(Records from a collection of figures)
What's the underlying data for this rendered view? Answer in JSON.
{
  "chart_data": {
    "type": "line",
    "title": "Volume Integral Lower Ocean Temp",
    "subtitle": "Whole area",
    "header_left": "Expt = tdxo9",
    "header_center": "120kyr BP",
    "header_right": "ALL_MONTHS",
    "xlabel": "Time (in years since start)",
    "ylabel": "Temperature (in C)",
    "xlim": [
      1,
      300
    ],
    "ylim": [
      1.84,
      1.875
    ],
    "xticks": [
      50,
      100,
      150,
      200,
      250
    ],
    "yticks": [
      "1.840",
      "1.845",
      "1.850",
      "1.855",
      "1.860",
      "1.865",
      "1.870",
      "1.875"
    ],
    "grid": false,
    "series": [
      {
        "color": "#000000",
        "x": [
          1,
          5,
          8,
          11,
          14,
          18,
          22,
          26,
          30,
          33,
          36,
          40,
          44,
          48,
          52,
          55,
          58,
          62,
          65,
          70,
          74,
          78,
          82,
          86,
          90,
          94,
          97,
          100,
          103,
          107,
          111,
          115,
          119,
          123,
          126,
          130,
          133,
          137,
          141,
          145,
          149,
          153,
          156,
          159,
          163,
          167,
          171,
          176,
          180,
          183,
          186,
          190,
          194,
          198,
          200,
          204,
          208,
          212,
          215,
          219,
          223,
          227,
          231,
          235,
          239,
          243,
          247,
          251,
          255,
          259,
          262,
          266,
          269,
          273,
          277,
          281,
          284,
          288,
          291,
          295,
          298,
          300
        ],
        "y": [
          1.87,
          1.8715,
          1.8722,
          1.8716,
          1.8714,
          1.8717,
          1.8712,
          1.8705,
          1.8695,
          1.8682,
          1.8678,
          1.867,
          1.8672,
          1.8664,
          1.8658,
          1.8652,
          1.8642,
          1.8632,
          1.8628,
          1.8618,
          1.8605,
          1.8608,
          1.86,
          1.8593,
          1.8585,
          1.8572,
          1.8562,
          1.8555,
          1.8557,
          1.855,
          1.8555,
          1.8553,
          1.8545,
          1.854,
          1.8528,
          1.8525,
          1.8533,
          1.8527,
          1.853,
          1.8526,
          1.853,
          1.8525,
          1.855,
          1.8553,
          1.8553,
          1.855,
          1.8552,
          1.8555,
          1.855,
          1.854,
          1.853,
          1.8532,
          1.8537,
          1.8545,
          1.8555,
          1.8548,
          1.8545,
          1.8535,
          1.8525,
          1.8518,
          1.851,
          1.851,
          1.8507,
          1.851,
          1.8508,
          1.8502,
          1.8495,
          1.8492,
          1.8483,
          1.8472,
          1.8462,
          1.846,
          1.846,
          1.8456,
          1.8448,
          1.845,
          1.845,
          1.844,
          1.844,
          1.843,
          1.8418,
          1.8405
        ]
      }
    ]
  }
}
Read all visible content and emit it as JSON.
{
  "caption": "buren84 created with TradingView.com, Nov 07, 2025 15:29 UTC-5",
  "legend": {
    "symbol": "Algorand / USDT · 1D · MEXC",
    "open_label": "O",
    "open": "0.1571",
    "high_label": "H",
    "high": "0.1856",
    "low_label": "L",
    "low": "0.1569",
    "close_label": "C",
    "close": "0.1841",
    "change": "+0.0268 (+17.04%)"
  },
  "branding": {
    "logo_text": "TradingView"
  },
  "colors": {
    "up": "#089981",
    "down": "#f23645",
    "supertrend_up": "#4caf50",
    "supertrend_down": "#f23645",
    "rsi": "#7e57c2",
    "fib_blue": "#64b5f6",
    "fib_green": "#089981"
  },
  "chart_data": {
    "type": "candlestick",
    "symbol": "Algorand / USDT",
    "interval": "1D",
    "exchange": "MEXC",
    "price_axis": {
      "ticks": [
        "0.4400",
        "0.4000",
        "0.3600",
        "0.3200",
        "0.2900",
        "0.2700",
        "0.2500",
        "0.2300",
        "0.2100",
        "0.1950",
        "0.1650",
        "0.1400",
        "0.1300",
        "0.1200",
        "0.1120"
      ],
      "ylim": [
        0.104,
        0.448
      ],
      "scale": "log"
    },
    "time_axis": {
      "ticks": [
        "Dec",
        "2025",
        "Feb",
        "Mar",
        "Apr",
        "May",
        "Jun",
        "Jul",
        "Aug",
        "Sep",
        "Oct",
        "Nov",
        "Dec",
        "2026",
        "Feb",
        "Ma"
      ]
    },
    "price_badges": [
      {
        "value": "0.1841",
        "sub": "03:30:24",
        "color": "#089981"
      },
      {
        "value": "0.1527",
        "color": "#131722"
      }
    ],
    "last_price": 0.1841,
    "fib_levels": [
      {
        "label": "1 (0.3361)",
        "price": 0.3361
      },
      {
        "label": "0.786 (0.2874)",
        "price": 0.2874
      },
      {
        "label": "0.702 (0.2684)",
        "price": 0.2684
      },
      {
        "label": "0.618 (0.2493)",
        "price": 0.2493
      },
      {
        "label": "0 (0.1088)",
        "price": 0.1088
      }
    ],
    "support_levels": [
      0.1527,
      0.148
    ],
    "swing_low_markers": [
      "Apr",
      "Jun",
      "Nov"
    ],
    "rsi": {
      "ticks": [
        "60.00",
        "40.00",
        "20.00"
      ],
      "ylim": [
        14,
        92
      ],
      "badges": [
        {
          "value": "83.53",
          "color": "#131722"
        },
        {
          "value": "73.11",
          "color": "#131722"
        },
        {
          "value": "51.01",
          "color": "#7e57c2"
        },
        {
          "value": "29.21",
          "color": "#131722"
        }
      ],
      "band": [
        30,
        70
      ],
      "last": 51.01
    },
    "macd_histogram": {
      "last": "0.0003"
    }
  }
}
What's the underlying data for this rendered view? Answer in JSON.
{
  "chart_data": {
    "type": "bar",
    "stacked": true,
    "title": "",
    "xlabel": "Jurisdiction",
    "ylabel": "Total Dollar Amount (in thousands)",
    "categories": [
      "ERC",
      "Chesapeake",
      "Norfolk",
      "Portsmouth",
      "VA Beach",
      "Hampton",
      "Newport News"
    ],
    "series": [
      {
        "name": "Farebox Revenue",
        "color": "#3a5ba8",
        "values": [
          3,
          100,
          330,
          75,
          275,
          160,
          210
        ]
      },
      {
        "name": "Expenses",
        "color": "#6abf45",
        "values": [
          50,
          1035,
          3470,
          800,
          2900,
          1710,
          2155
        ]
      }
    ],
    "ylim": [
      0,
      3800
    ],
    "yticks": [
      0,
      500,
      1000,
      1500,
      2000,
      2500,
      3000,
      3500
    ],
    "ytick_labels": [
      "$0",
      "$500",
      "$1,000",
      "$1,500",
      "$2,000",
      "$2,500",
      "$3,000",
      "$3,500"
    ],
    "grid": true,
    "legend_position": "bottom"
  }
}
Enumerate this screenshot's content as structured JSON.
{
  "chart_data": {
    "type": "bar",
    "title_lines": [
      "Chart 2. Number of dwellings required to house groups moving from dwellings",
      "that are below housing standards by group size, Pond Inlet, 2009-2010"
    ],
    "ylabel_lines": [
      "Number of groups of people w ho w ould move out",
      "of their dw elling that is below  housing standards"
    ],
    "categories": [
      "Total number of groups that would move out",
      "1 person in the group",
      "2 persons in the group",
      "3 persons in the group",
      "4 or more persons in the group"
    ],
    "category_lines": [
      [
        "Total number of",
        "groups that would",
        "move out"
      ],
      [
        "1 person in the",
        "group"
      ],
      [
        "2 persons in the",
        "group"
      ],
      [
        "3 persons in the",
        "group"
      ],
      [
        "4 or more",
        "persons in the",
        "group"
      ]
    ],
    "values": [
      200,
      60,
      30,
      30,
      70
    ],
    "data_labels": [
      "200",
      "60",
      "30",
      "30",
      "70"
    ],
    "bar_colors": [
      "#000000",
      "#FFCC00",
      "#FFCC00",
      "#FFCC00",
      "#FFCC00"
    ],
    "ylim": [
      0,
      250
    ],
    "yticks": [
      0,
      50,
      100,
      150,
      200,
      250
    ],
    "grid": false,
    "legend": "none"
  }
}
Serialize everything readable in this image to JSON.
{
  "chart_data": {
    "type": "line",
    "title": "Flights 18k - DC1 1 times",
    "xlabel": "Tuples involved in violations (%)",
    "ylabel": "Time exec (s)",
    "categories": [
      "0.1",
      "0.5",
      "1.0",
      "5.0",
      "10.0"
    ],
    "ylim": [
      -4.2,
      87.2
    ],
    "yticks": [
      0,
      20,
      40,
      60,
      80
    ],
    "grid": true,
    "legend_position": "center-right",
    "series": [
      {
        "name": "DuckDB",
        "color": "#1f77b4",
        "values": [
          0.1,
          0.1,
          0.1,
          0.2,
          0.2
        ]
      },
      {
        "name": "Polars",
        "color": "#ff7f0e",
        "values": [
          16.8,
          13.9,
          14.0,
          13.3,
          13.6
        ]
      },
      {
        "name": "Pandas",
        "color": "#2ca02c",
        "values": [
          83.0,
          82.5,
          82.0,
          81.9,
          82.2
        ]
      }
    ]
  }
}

| TASK PROMPT |
Of all the lines in the material above, how many contain the word "symbol"? Give only the count.

| FULL SOLUTION |
2